*Supplied records*
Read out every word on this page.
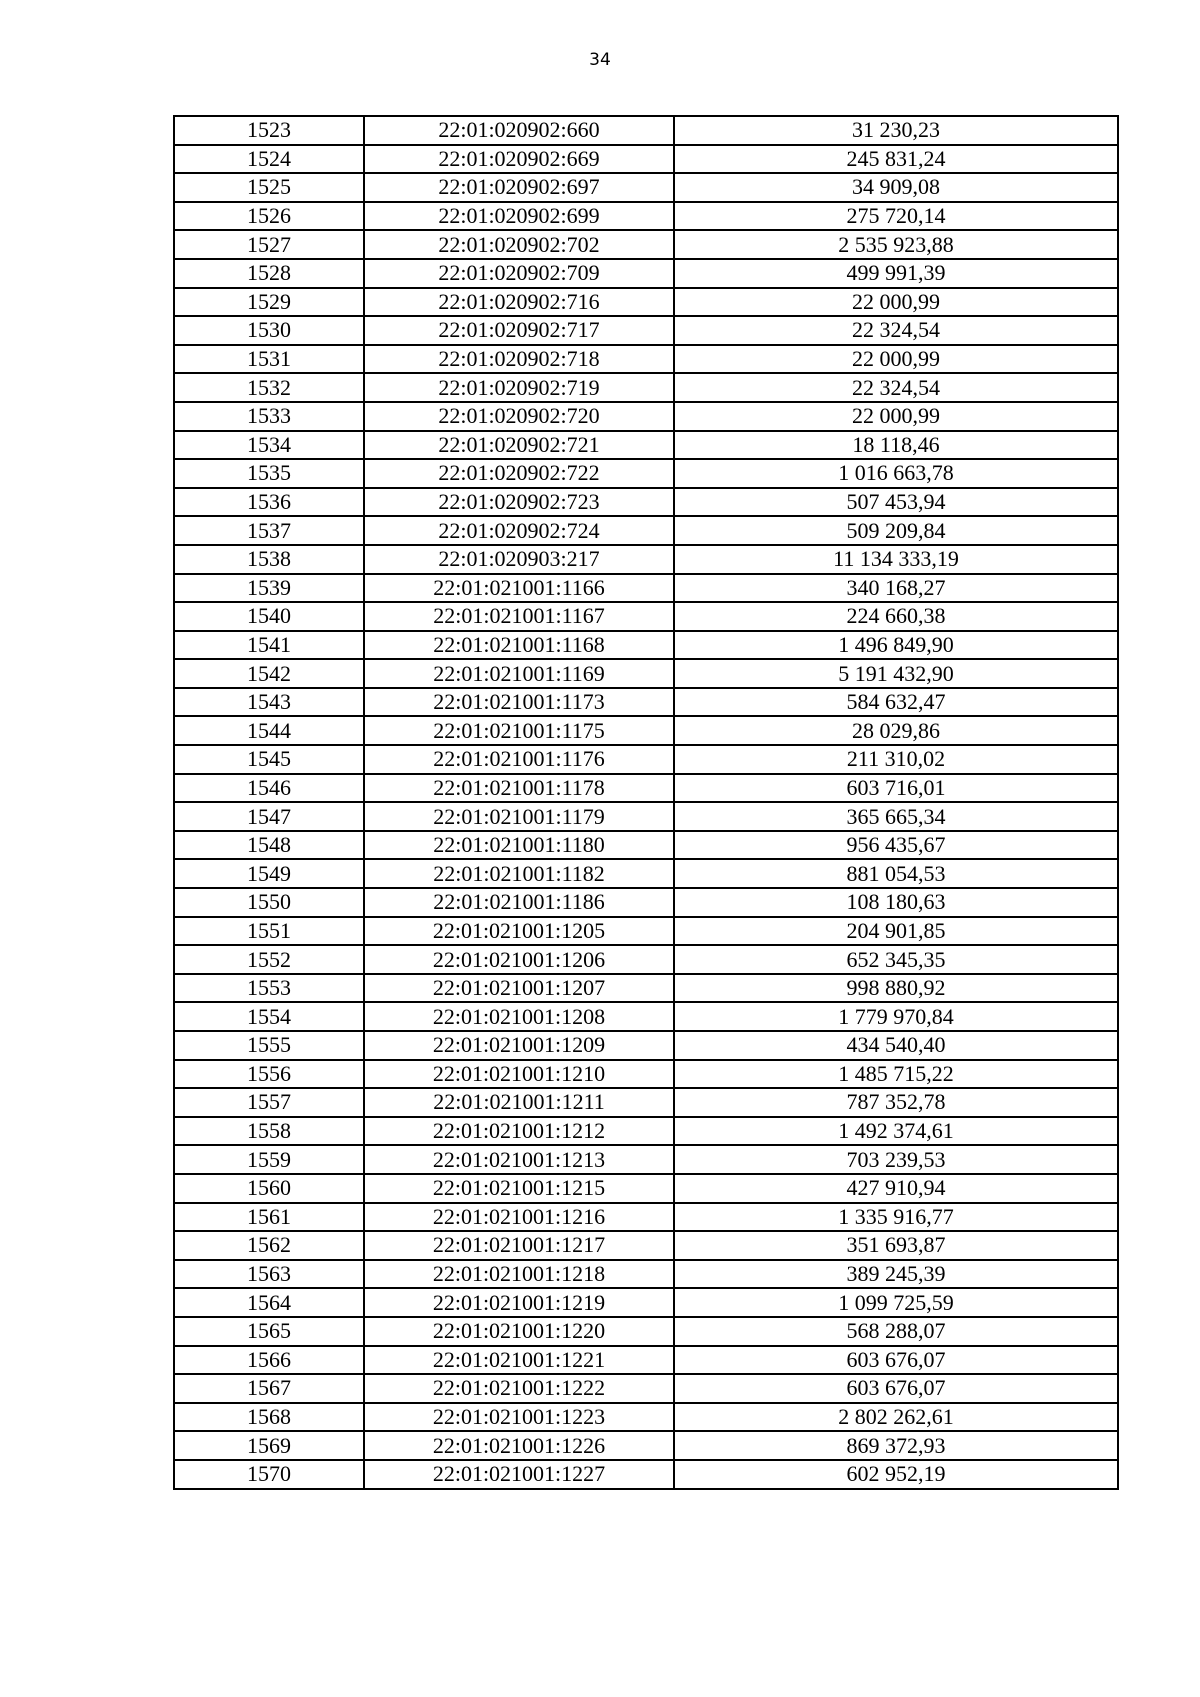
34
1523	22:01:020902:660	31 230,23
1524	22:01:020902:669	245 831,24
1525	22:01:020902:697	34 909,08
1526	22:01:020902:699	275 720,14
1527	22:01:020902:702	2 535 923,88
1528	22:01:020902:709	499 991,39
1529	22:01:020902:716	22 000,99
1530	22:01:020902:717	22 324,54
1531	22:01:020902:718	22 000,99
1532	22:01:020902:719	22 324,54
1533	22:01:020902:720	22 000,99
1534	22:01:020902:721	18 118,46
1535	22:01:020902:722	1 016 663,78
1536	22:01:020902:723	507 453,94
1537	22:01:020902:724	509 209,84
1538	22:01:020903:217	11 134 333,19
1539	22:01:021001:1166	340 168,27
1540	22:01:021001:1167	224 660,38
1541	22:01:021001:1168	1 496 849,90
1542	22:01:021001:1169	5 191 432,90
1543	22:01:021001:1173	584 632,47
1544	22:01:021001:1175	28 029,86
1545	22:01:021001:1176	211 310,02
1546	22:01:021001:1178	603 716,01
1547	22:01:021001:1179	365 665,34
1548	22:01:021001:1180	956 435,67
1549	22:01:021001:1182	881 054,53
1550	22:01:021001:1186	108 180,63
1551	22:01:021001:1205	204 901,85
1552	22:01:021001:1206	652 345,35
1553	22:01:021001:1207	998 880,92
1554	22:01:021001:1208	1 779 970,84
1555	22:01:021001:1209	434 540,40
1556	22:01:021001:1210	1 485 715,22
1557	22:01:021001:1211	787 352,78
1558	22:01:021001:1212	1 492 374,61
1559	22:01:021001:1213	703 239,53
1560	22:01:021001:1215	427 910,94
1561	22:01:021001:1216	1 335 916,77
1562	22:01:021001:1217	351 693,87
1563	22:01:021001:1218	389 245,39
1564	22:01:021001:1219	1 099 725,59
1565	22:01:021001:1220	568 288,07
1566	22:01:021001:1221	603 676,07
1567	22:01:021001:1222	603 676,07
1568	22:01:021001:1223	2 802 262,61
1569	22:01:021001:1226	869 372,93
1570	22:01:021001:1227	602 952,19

==

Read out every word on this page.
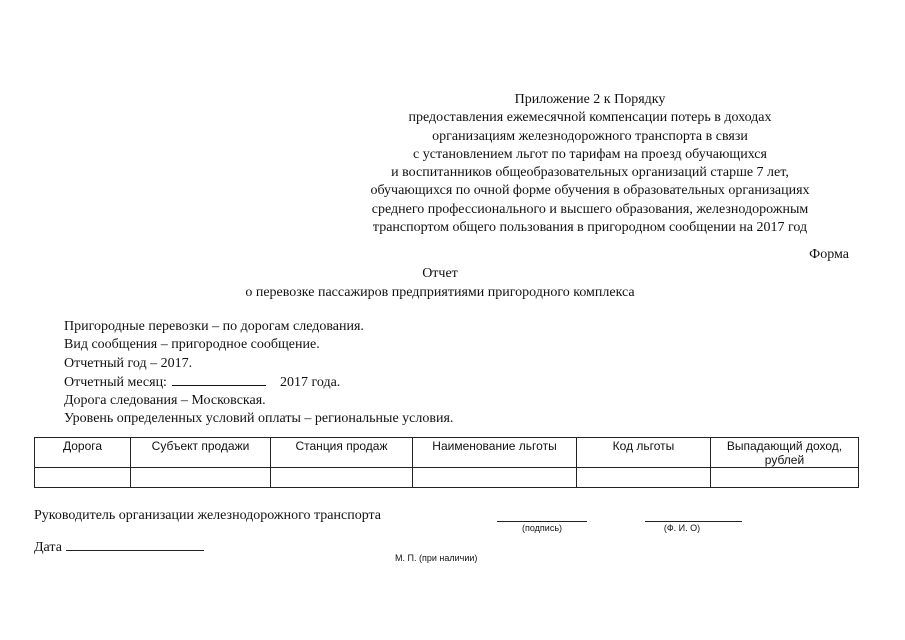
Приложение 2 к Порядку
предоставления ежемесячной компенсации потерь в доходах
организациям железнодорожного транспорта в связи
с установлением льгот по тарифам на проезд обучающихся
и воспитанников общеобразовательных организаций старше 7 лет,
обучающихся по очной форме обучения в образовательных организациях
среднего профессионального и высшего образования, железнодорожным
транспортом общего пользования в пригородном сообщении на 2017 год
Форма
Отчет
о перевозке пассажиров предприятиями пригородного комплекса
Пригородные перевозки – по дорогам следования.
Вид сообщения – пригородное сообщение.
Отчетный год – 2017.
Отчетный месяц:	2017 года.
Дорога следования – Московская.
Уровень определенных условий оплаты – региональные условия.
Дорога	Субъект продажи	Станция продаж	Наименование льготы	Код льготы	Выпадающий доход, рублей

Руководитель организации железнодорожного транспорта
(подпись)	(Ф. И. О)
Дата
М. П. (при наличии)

*Stated problem*
Go through the records above, find every line with the word "Отчетный", and list those lines.

*Task output*
Отчетный год – 2017.
Отчетный месяц:	2017 года.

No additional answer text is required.